┏━━

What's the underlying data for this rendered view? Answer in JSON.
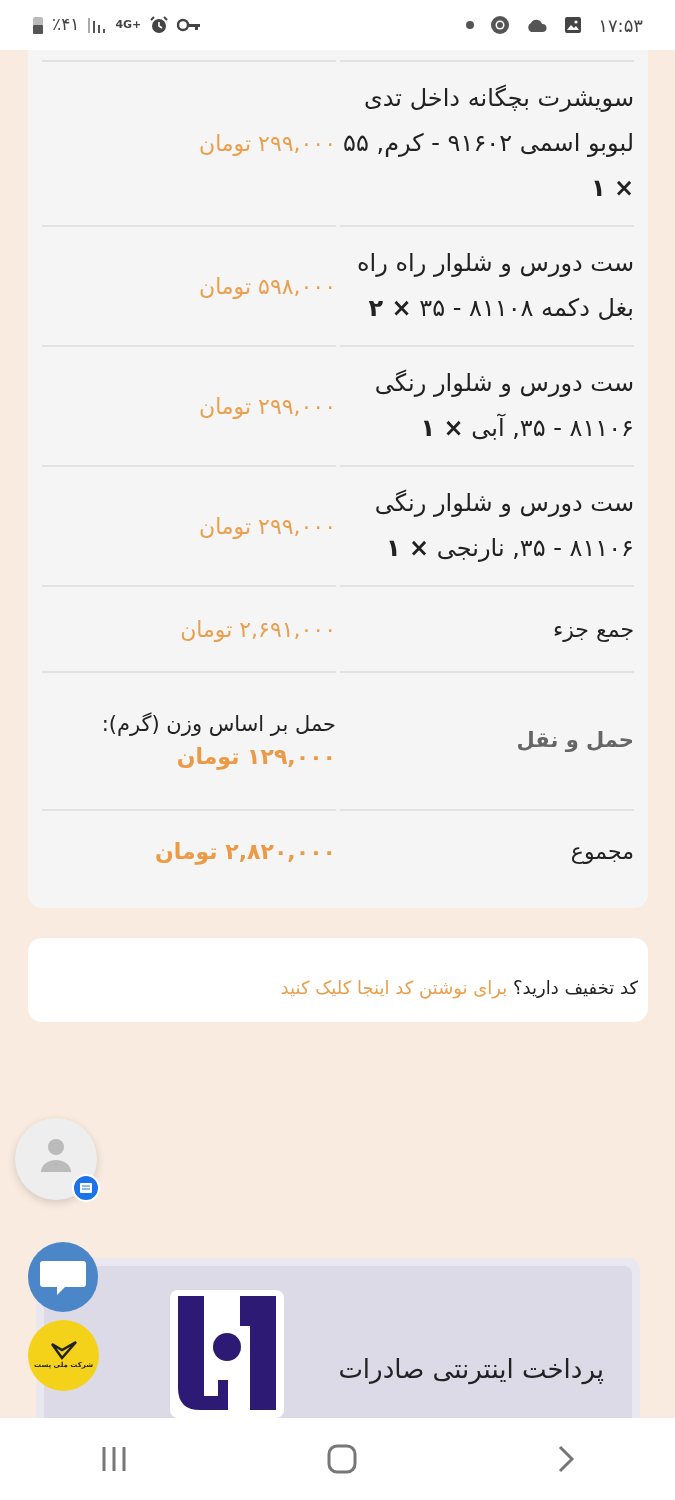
{
  "status_bar": {
    "battery": "٪۴۱",
    "network": "4G+",
    "time": "۱۷:۵۳"
  },
  "order_table": {
    "items": [
      {
        "name": "سویشرت بچگانه داخل تدی لبوبو اسمی ۹۱۶۰۲ - کرم, ۵۵",
        "quantity": "× ۱",
        "price": "۲۹۹,۰۰۰ تومان"
      },
      {
        "name": "ست دورس و شلوار راه راه بغل دکمه ۸۱۱۰۸ - ۳۵",
        "quantity": "× ۲",
        "price": "۵۹۸,۰۰۰ تومان"
      },
      {
        "name": "ست دورس و شلوار رنگی ۸۱۱۰۶ - ۳۵, آبی",
        "quantity": "× ۱",
        "price": "۲۹۹,۰۰۰ تومان"
      },
      {
        "name": "ست دورس و شلوار رنگی ۸۱۱۰۶ - ۳۵, نارنجی",
        "quantity": "× ۱",
        "price": "۲۹۹,۰۰۰ تومان"
      }
    ],
    "subtotal": {
      "label": "جمع جزء",
      "value": "۲,۶۹۱,۰۰۰ تومان"
    },
    "shipping": {
      "label": "حمل و نقل",
      "method": "حمل بر اساس وزن (گرم):",
      "value": "۱۲۹,۰۰۰ تومان"
    },
    "total": {
      "label": "مجموع",
      "value": "۲,۸۲۰,۰۰۰ تومان"
    }
  },
  "coupon": {
    "question": "کد تخفیف دارید؟",
    "link": "برای نوشتن کد اینجا کلیک کنید"
  },
  "post_badge": {
    "text": "شرکت ملی پست"
  },
  "payment": {
    "title": "پرداخت اینترنتی صادرات"
  }
}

┗━━

__Exercise aim__: Reproduce the material word for word. Any pictures should be left out of the copy.

__Task output__:
What's the underlying data for this rendered view? Answer in JSON.
{
  "status_bar": {
    "battery": "٪۴۱",
    "network": "4G+",
    "time": "۱۷:۵۳"
  },
  "order_table": {
    "items": [
      {
        "name": "سویشرت بچگانه داخل تدی لبوبو اسمی ۹۱۶۰۲ - کرم, ۵۵",
        "quantity": "× ۱",
        "price": "۲۹۹,۰۰۰ تومان"
      },
      {
        "name": "ست دورس و شلوار راه راه بغل دکمه ۸۱۱۰۸ - ۳۵",
        "quantity": "× ۲",
        "price": "۵۹۸,۰۰۰ تومان"
      },
      {
        "name": "ست دورس و شلوار رنگی ۸۱۱۰۶ - ۳۵, آبی",
        "quantity": "× ۱",
        "price": "۲۹۹,۰۰۰ تومان"
      },
      {
        "name": "ست دورس و شلوار رنگی ۸۱۱۰۶ - ۳۵, نارنجی",
        "quantity": "× ۱",
        "price": "۲۹۹,۰۰۰ تومان"
      }
    ],
    "subtotal": {
      "label": "جمع جزء",
      "value": "۲,۶۹۱,۰۰۰ تومان"
    },
    "shipping": {
      "label": "حمل و نقل",
      "method": "حمل بر اساس وزن (گرم):",
      "value": "۱۲۹,۰۰۰ تومان"
    },
    "total": {
      "label": "مجموع",
      "value": "۲,۸۲۰,۰۰۰ تومان"
    }
  },
  "coupon": {
    "question": "کد تخفیف دارید؟",
    "link": "برای نوشتن کد اینجا کلیک کنید"
  },
  "post_badge": {
    "text": "شرکت ملی پست"
  },
  "payment": {
    "title": "پرداخت اینترنتی صادرات"
  }
}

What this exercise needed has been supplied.